### Instructions for the task
Write out the entire listing below exactly as it appears, minus any pictures.
►
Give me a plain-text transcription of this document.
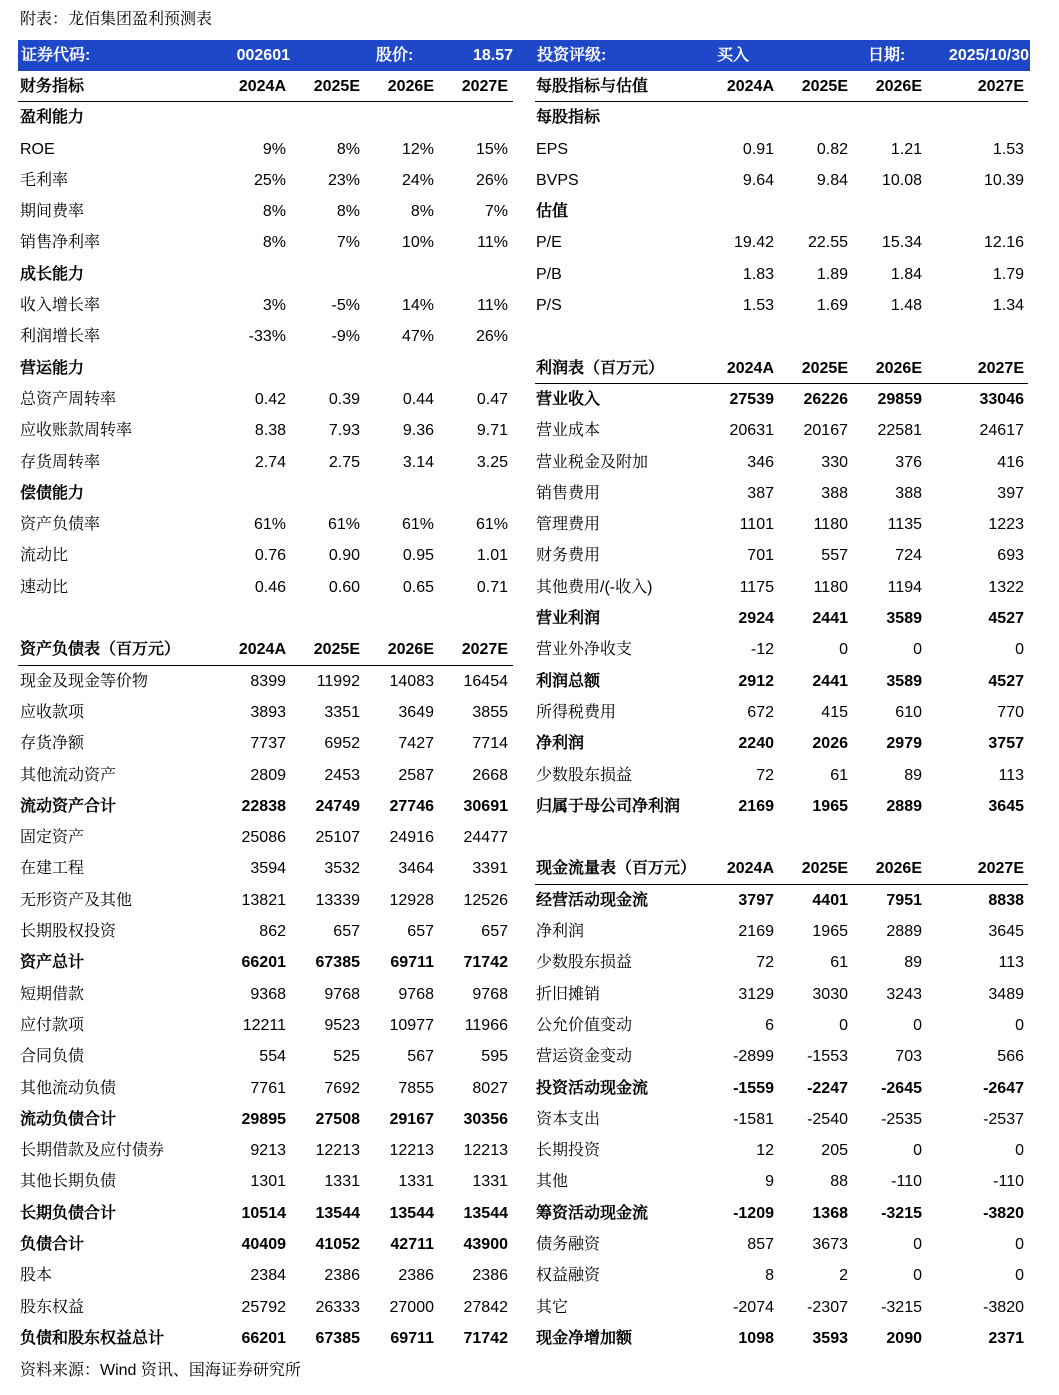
附表：龙佰集团盈利预测表
证券代码:	002601	股价:	18.57 投资评级:	买入	日期:	2025/10/30
财务指标	2024A 2025E 2026E 2027E
盈利能力
ROE	9%	8%	12%	15%
毛利率	25%	23%	24%	26%
期间费率	8%	8%	8%	7%
销售净利率	8%	7%	10%	11%
成长能力
收入增长率	3%	-5%	14%	11%
利润增长率	-33%	-9%	47%	26%
营运能力
总资产周转率	0.42	0.39	0.44	0.47
应收账款周转率	8.38	7.93	9.36	9.71
存货周转率	2.74	2.75	3.14	3.25
偿债能力
资产负债率	61%	61%	61%	61%
流动比	0.76	0.90	0.95	1.01
速动比	0.46	0.60	0.65	0.71
资产负债表（百万元）	2024A 2025E 2026E 2027E
现金及现金等价物	8399 11992 14083 16454
应收款项	3893 3351 3649 3855
存货净额	7737 6952 7427 7714
其他流动资产	2809 2453 2587 2668
流动资产合计	22838 24749 27746 30691
固定资产	25086 25107 24916 24477
在建工程	3594 3532 3464 3391
无形资产及其他	13821 13339 12928 12526
长期股权投资	862	657	657	657
资产总计	66201 67385 69711 71742
短期借款	9368 9768 9768 9768
应付款项	12211 9523 10977 11966
合同负债	554	525	567	595
其他流动负债	7761 7692 7855 8027
流动负债合计	29895 27508 29167 30356
长期借款及应付债券	9213 12213 12213 12213
其他长期负债	1301 1331 1331 1331
长期负债合计	10514 13544 13544 13544
负债合计	40409 41052 42711 43900
股本	2384 2386 2386 2386
股东权益	25792 26333 27000 27842
负债和股东权益总计	66201 67385 69711 71742
每股指标与估值	2024A 2025E 2026E	2027E
每股指标
EPS	0.91	0.82	1.21	1.53
BVPS	9.64	9.84 10.08	10.39
估值
P/E	19.42 22.55 15.34	12.16
P/B	1.83	1.89	1.84	1.79
P/S	1.53	1.69	1.48	1.34
利润表（百万元）	2024A 2025E 2026E	2027E
营业收入	27539 26226 29859	33046
营业成本	20631 20167 22581	24617
营业税金及附加	346	330	376	416
销售费用	387	388	388	397
管理费用	1101 1180 1135	1223
财务费用	701	557	724	693
其他费用/(-收入)	1175 1180 1194	1322
营业利润	2924 2441 3589	4527
营业外净收支	-12	0	0	0
利润总额	2912 2441 3589	4527
所得税费用	672	415	610	770
净利润	2240 2026 2979	3757
少数股东损益	72	61	89	113
归属于母公司净利润	2169 1965 2889	3645
现金流量表（百万元） 2024A 2025E 2026E	2027E
经营活动现金流	3797 4401 7951	8838
净利润	2169 1965 2889	3645
少数股东损益	72	61	89	113
折旧摊销	3129 3030 3243	3489
公允价值变动	6	0	0	0
营运资金变动	-2899 -1553	703	566
投资活动现金流	-1559 -2247 -2645	-2647
资本支出	-1581 -2540 -2535	-2537
长期投资	12	205	0	0
其他	9	88	-110	-110
筹资活动现金流	-1209 1368 -3215	-3820
债务融资	857 3673	0	0
权益融资	8	2	0	0
其它	-2074 -2307 -3215	-3820
现金净增加额	1098 3593 2090	2371
资料来源：Wind 资讯、国海证券研究所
◄
### Reply to the exercise
Give me a plain-text transcription of this document.
附表：龙佰集团盈利预测表
证券代码:	002601	股价:	18.57 投资评级:	买入	日期:	2025/10/30
财务指标	2024A 2025E 2026E 2027E
盈利能力
ROE	9%	8%	12%	15%
毛利率	25%	23%	24%	26%
期间费率	8%	8%	8%	7%
销售净利率	8%	7%	10%	11%
成长能力
收入增长率	3%	-5%	14%	11%
利润增长率	-33%	-9%	47%	26%
营运能力
总资产周转率	0.42	0.39	0.44	0.47
应收账款周转率	8.38	7.93	9.36	9.71
存货周转率	2.74	2.75	3.14	3.25
偿债能力
资产负债率	61%	61%	61%	61%
流动比	0.76	0.90	0.95	1.01
速动比	0.46	0.60	0.65	0.71
资产负债表（百万元）	2024A 2025E 2026E 2027E
现金及现金等价物	8399 11992 14083 16454
应收款项	3893 3351 3649 3855
存货净额	7737 6952 7427 7714
其他流动资产	2809 2453 2587 2668
流动资产合计	22838 24749 27746 30691
固定资产	25086 25107 24916 24477
在建工程	3594 3532 3464 3391
无形资产及其他	13821 13339 12928 12526
长期股权投资	862	657	657	657
资产总计	66201 67385 69711 71742
短期借款	9368 9768 9768 9768
应付款项	12211 9523 10977 11966
合同负债	554	525	567	595
其他流动负债	7761 7692 7855 8027
流动负债合计	29895 27508 29167 30356
长期借款及应付债券	9213 12213 12213 12213
其他长期负债	1301 1331 1331 1331
长期负债合计	10514 13544 13544 13544
负债合计	40409 41052 42711 43900
股本	2384 2386 2386 2386
股东权益	25792 26333 27000 27842
负债和股东权益总计	66201 67385 69711 71742
每股指标与估值	2024A 2025E 2026E	2027E
每股指标
EPS	0.91	0.82	1.21	1.53
BVPS	9.64	9.84 10.08	10.39
估值
P/E	19.42 22.55 15.34	12.16
P/B	1.83	1.89	1.84	1.79
P/S	1.53	1.69	1.48	1.34
利润表（百万元）	2024A 2025E 2026E	2027E
营业收入	27539 26226 29859	33046
营业成本	20631 20167 22581	24617
营业税金及附加	346	330	376	416
销售费用	387	388	388	397
管理费用	1101 1180 1135	1223
财务费用	701	557	724	693
其他费用/(-收入)	1175 1180 1194	1322
营业利润	2924 2441 3589	4527
营业外净收支	-12	0	0	0
利润总额	2912 2441 3589	4527
所得税费用	672	415	610	770
净利润	2240 2026 2979	3757
少数股东损益	72	61	89	113
归属于母公司净利润	2169 1965 2889	3645
现金流量表（百万元） 2024A 2025E 2026E	2027E
经营活动现金流	3797 4401 7951	8838
净利润	2169 1965 2889	3645
少数股东损益	72	61	89	113
折旧摊销	3129 3030 3243	3489
公允价值变动	6	0	0	0
营运资金变动	-2899 -1553	703	566
投资活动现金流	-1559 -2247 -2645	-2647
资本支出	-1581 -2540 -2535	-2537
长期投资	12	205	0	0
其他	9	88	-110	-110
筹资活动现金流	-1209 1368 -3215	-3820
债务融资	857 3673	0	0
权益融资	8	2	0	0
其它	-2074 -2307 -3215	-3820
现金净增加额	1098 3593 2090	2371
资料来源：Wind 资讯、国海证券研究所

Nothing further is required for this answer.